### Given request
Transcribe, exactly as they appear, only the lines from the one holding "Convert this screenshot" through the end of the entries below.

### Dataset extract
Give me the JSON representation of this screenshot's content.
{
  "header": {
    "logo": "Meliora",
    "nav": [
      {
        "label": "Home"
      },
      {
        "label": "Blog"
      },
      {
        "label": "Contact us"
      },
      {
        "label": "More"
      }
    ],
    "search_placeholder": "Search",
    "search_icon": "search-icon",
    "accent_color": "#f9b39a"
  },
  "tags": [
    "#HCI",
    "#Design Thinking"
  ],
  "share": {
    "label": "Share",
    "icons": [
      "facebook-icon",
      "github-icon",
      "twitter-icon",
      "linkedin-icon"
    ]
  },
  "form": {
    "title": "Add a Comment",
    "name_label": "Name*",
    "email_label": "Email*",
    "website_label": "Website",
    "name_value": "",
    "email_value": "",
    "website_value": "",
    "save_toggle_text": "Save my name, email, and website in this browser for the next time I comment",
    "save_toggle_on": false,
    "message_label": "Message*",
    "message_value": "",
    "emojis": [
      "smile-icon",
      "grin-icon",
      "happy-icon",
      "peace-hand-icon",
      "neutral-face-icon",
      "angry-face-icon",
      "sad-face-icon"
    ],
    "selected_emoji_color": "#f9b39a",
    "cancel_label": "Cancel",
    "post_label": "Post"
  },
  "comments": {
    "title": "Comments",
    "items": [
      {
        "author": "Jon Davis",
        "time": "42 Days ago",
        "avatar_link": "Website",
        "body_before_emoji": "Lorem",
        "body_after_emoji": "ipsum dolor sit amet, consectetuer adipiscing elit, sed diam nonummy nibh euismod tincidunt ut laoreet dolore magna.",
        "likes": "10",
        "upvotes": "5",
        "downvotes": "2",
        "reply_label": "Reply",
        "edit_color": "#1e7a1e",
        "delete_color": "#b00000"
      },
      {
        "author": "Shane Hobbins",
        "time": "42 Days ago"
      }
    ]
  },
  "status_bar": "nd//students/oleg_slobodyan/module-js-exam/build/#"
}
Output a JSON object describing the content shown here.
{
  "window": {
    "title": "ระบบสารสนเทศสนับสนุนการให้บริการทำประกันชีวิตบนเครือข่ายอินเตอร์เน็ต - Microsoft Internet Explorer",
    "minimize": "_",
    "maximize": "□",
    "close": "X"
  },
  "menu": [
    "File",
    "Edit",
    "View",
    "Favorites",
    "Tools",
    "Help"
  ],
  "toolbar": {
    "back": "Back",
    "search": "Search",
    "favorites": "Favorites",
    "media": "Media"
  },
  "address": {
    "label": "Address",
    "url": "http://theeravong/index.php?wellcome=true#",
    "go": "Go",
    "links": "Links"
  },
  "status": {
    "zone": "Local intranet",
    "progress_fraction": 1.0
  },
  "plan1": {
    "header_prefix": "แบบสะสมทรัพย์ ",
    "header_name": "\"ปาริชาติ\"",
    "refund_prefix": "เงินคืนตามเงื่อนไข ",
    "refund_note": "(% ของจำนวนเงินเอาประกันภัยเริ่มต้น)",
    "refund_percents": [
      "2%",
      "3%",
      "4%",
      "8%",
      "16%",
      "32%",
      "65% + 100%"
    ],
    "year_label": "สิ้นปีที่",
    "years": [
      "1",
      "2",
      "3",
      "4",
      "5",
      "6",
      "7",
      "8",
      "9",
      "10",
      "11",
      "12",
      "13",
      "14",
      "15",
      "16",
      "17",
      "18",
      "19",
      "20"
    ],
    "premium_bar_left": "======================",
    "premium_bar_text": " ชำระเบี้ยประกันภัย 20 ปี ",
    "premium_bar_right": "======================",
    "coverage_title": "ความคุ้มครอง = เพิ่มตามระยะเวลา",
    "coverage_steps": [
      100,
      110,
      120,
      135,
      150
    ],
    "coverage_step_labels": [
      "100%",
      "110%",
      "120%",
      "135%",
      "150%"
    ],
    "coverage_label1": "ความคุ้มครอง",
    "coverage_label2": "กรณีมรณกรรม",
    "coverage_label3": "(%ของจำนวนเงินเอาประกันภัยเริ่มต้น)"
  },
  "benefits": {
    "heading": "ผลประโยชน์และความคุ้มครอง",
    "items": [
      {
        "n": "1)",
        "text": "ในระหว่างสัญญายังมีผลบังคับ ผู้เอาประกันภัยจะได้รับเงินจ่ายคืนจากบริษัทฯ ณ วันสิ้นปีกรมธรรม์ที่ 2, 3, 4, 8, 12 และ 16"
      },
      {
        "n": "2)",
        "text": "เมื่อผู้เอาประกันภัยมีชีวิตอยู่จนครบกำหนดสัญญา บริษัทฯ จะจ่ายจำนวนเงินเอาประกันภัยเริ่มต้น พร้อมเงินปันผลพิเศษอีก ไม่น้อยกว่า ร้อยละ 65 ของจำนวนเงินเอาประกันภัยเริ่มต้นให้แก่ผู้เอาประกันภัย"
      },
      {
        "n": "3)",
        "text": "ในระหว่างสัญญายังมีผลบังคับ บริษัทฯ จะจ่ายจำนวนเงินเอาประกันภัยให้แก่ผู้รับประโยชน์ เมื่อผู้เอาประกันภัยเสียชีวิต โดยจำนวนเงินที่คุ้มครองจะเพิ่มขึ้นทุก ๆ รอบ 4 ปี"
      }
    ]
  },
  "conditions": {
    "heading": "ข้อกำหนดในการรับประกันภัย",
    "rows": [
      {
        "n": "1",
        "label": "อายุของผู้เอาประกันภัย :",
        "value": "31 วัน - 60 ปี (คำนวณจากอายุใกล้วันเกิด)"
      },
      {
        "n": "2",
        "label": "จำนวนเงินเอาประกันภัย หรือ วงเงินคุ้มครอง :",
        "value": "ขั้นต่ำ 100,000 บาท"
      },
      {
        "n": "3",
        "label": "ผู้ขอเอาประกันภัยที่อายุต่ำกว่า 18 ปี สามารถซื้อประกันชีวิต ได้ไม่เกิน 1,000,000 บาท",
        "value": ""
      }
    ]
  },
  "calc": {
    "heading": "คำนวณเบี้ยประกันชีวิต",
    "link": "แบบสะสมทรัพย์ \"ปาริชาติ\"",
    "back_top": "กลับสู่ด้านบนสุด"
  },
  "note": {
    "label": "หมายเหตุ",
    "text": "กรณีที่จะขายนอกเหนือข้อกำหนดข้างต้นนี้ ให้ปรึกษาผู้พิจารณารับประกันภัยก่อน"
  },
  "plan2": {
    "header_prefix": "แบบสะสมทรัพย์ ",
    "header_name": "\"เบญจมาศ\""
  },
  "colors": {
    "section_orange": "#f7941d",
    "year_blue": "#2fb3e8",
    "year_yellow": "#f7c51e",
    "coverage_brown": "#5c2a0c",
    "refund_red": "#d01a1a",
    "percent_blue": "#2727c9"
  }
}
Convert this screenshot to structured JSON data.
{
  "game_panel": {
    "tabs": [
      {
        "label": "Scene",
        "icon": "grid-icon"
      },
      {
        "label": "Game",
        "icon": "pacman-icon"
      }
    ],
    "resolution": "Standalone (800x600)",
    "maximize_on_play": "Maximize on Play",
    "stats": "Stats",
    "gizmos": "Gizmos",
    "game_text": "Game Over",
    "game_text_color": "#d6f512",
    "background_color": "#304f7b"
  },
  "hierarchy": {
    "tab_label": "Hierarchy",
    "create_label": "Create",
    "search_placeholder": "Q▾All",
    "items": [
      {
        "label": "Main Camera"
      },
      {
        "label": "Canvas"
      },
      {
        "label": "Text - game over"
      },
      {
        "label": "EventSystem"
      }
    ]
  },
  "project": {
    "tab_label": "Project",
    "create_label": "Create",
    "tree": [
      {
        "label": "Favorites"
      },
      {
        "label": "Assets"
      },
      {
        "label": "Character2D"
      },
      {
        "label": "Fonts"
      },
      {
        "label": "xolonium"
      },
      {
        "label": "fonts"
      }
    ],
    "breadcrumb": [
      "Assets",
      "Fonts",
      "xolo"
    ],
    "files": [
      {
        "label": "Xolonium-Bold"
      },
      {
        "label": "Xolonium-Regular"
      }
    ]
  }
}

### Solution to this task
Convert this screenshot to structured JSON data.
{
  "game_panel": {
    "tabs": [
      {
        "label": "Scene",
        "icon": "grid-icon"
      },
      {
        "label": "Game",
        "icon": "pacman-icon"
      }
    ],
    "resolution": "Standalone (800x600)",
    "maximize_on_play": "Maximize on Play",
    "stats": "Stats",
    "gizmos": "Gizmos",
    "game_text": "Game Over",
    "game_text_color": "#d6f512",
    "background_color": "#304f7b"
  },
  "hierarchy": {
    "tab_label": "Hierarchy",
    "create_label": "Create",
    "search_placeholder": "Q▾All",
    "items": [
      {
        "label": "Main Camera"
      },
      {
        "label": "Canvas"
      },
      {
        "label": "Text - game over"
      },
      {
        "label": "EventSystem"
      }
    ]
  },
  "project": {
    "tab_label": "Project",
    "create_label": "Create",
    "tree": [
      {
        "label": "Favorites"
      },
      {
        "label": "Assets"
      },
      {
        "label": "Character2D"
      },
      {
        "label": "Fonts"
      },
      {
        "label": "xolonium"
      },
      {
        "label": "fonts"
      }
    ],
    "breadcrumb": [
      "Assets",
      "Fonts",
      "xolo"
    ],
    "files": [
      {
        "label": "Xolonium-Bold"
      },
      {
        "label": "Xolonium-Regular"
      }
    ]
  }
}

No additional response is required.